(Stored records)
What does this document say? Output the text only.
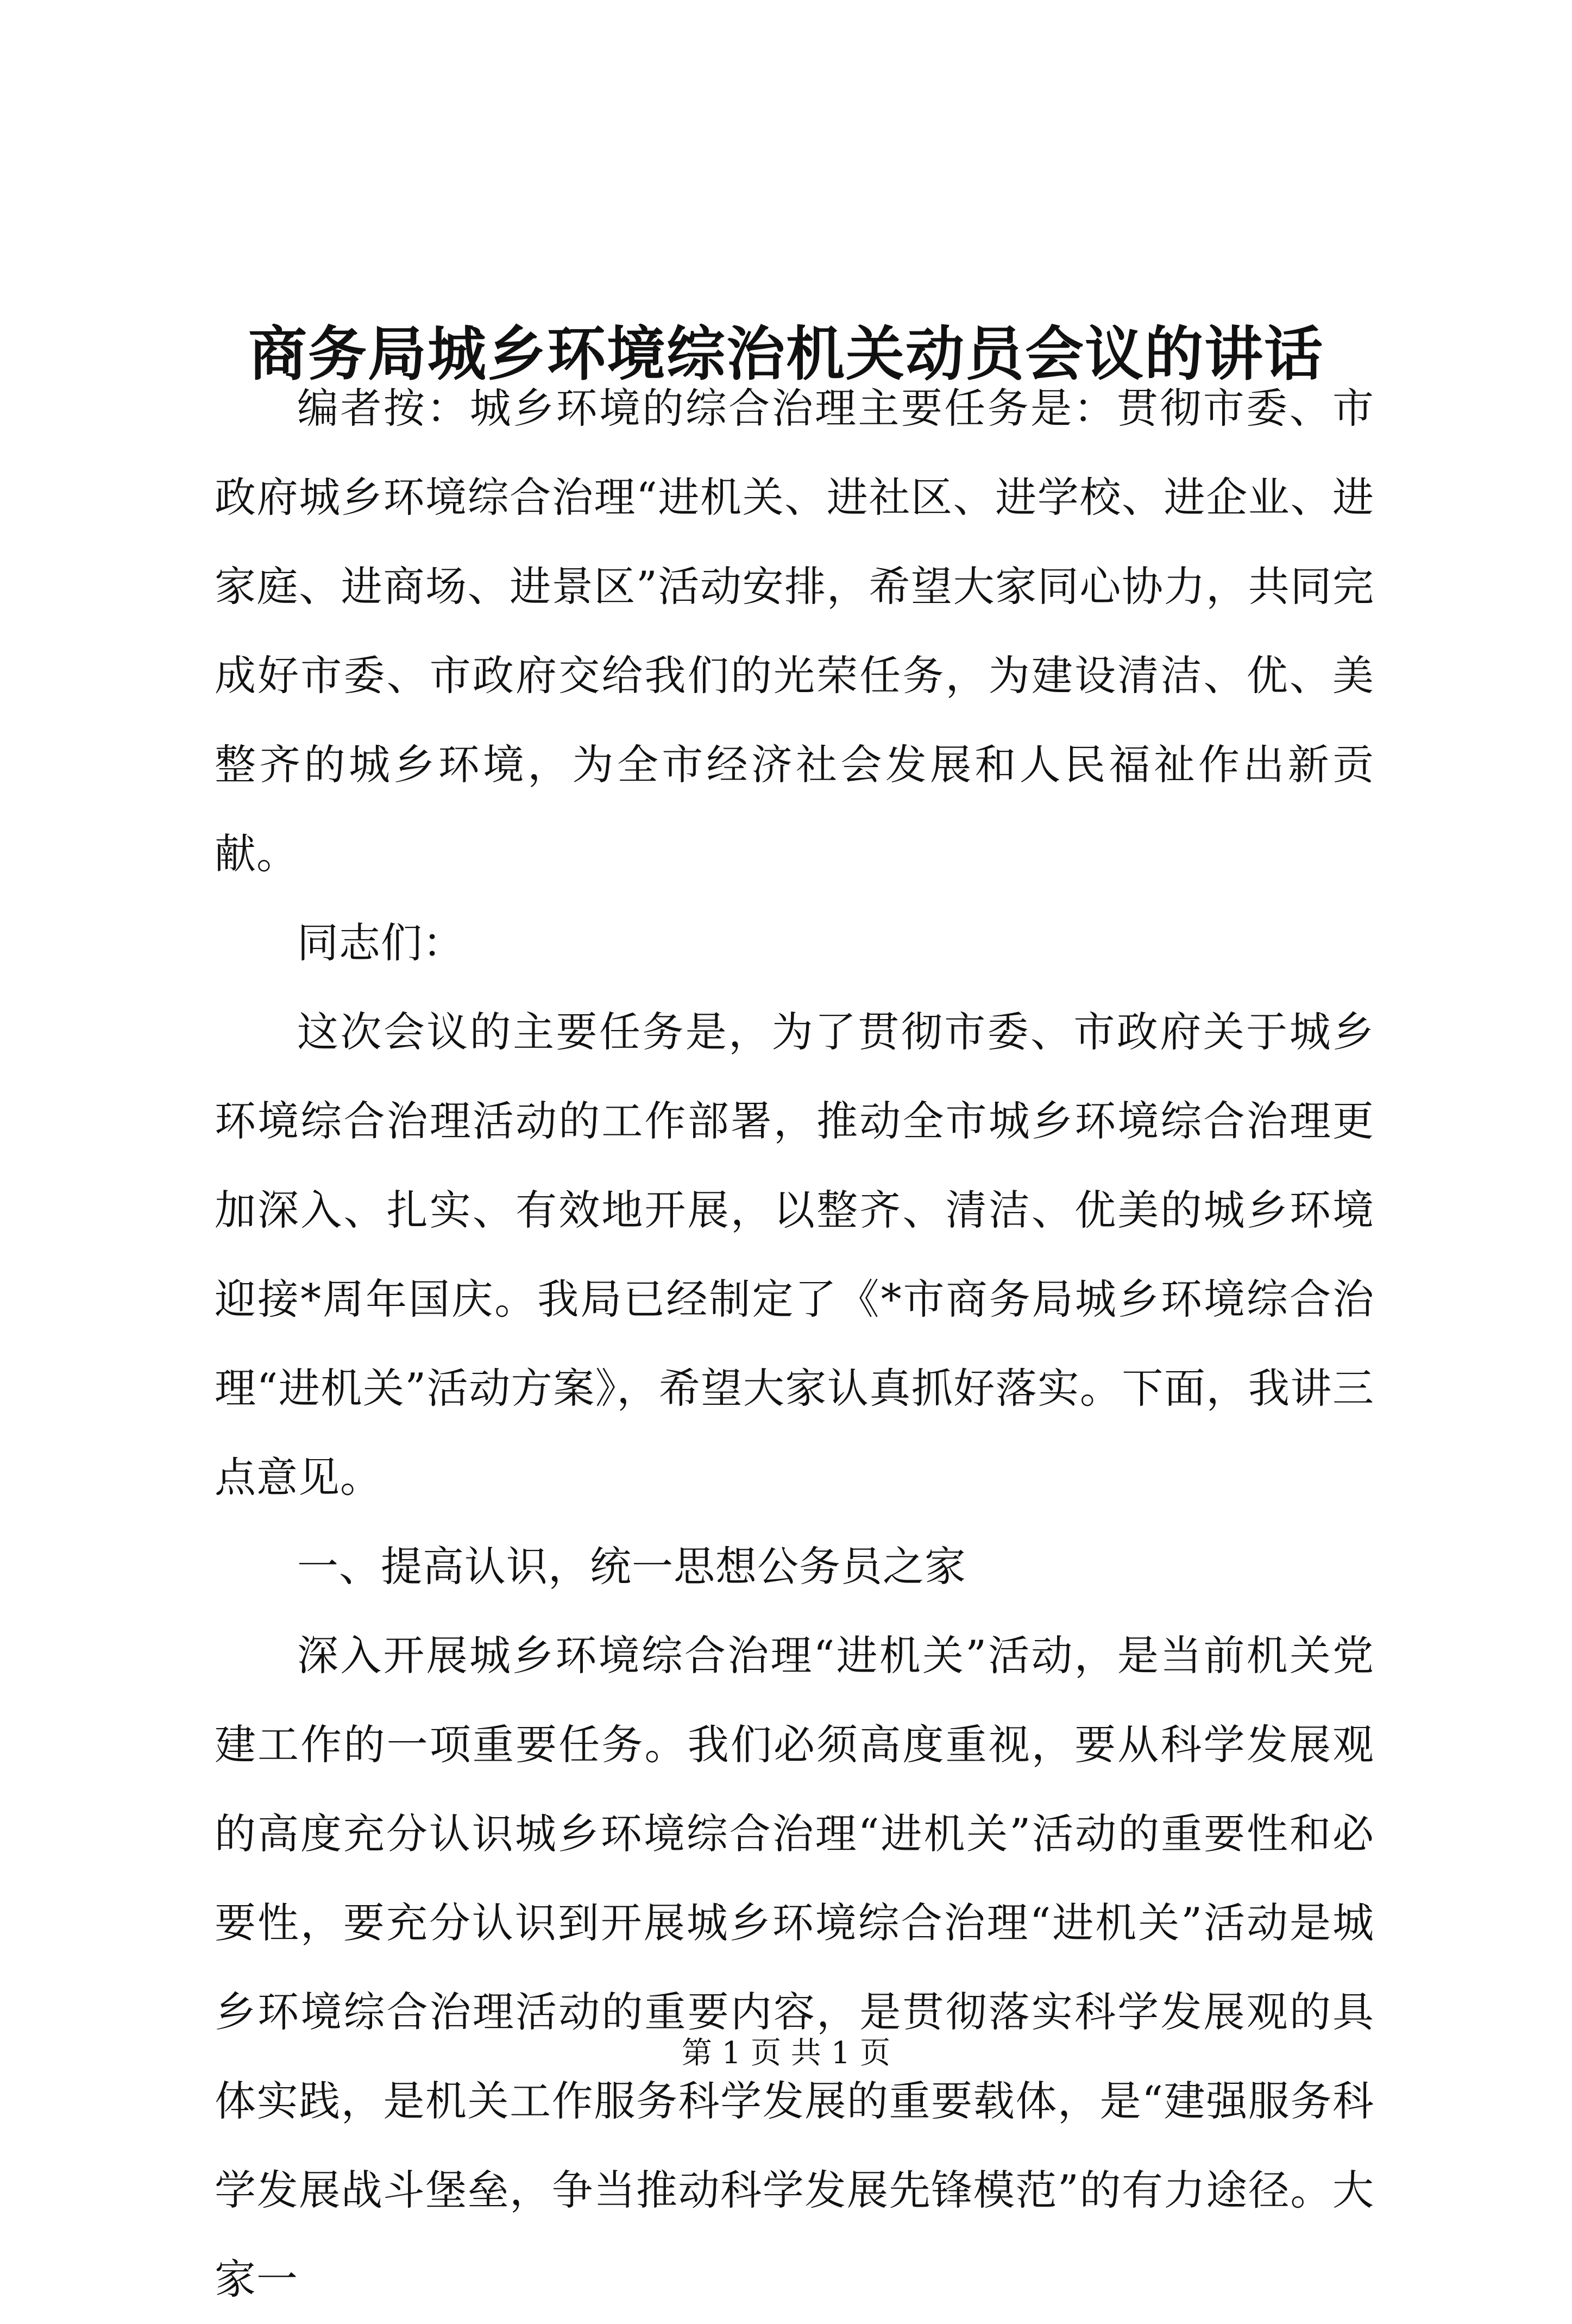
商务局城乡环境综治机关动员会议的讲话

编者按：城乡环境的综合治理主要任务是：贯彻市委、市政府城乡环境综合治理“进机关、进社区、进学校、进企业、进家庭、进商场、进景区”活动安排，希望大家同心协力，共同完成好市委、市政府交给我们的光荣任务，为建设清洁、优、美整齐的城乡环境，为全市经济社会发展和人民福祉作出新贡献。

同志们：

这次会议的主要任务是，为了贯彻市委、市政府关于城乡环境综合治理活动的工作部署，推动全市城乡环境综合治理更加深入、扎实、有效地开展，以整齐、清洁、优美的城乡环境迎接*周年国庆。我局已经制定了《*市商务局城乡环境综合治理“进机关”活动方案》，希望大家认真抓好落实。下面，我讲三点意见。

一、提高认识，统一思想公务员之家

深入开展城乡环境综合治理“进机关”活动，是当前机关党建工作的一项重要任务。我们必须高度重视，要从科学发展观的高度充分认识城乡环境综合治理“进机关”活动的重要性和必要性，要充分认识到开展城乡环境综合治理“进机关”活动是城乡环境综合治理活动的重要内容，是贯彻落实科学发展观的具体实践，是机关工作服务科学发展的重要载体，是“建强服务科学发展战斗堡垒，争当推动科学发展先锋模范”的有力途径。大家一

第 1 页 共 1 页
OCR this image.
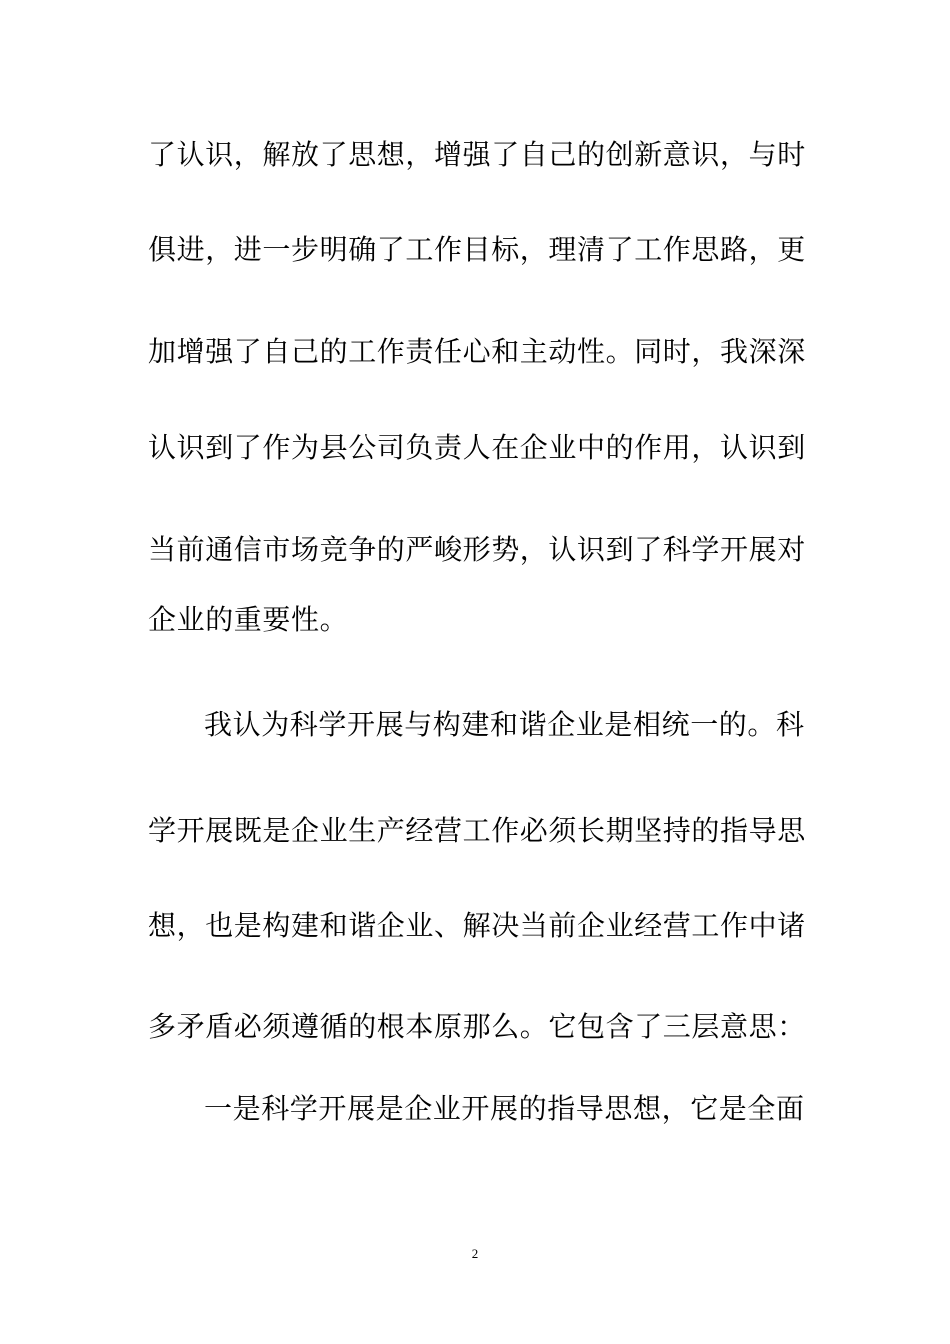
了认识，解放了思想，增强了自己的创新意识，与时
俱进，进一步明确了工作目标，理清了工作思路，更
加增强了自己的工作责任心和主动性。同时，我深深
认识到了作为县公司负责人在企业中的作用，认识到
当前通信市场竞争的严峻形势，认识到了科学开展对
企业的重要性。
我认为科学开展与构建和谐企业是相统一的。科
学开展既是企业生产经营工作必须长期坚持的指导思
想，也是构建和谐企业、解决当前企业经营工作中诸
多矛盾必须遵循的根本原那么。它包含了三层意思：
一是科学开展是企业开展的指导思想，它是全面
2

(Stated problem): Images in the data above are to be skipped. Retype all other material exactly.

(Correct output):
What does this document say? Output the text only.
商务局城乡环境综治机关动员会议的讲话

编者按：城乡环境的综合治理主要任务是：贯彻市委、市政府城乡环境综合治理“进机关、进社区、进学校、进企业、进家庭、进商场、进景区”活动安排，希望大家同心协力，共同完成好市委、市政府交给我们的光荣任务，为建设清洁、优、美整齐的城乡环境，为全市经济社会发展和人民福祉作出新贡献。

同志们：

这次会议的主要任务是，为了贯彻市委、市政府关于城乡环境综合治理活动的工作部署，推动全市城乡环境综合治理更加深入、扎实、有效地开展，以整齐、清洁、优美的城乡环境迎接*周年国庆。我局已经制定了《*市商务局城乡环境综合治理“进机关”活动方案》，希望大家认真抓好落实。下面，我讲三点意见。

一、提高认识，统一思想公务员之家

深入开展城乡环境综合治理“进机关”活动，是当前机关党建工作的一项重要任务。我们必须高度重视，要从科学发展观的高度充分认识城乡环境综合治理“进机关”活动的重要性和必要性，要充分认识到开展城乡环境综合治理“进机关”活动是城乡环境综合治理活动的重要内容，是贯彻落实科学发展观的具体实践，是机关工作服务科学发展的重要载体，是“建强服务科学发展战斗堡垒，争当推动科学发展先锋模范”的有力途径。大家一

第 1 页 共 1 页
OCR this image.
了认识，解放了思想，增强了自己的创新意识，与时
俱进，进一步明确了工作目标，理清了工作思路，更
加增强了自己的工作责任心和主动性。同时，我深深
认识到了作为县公司负责人在企业中的作用，认识到
当前通信市场竞争的严峻形势，认识到了科学开展对
企业的重要性。
我认为科学开展与构建和谐企业是相统一的。科
学开展既是企业生产经营工作必须长期坚持的指导思
想，也是构建和谐企业、解决当前企业经营工作中诸
多矛盾必须遵循的根本原那么。它包含了三层意思：
一是科学开展是企业开展的指导思想，它是全面
2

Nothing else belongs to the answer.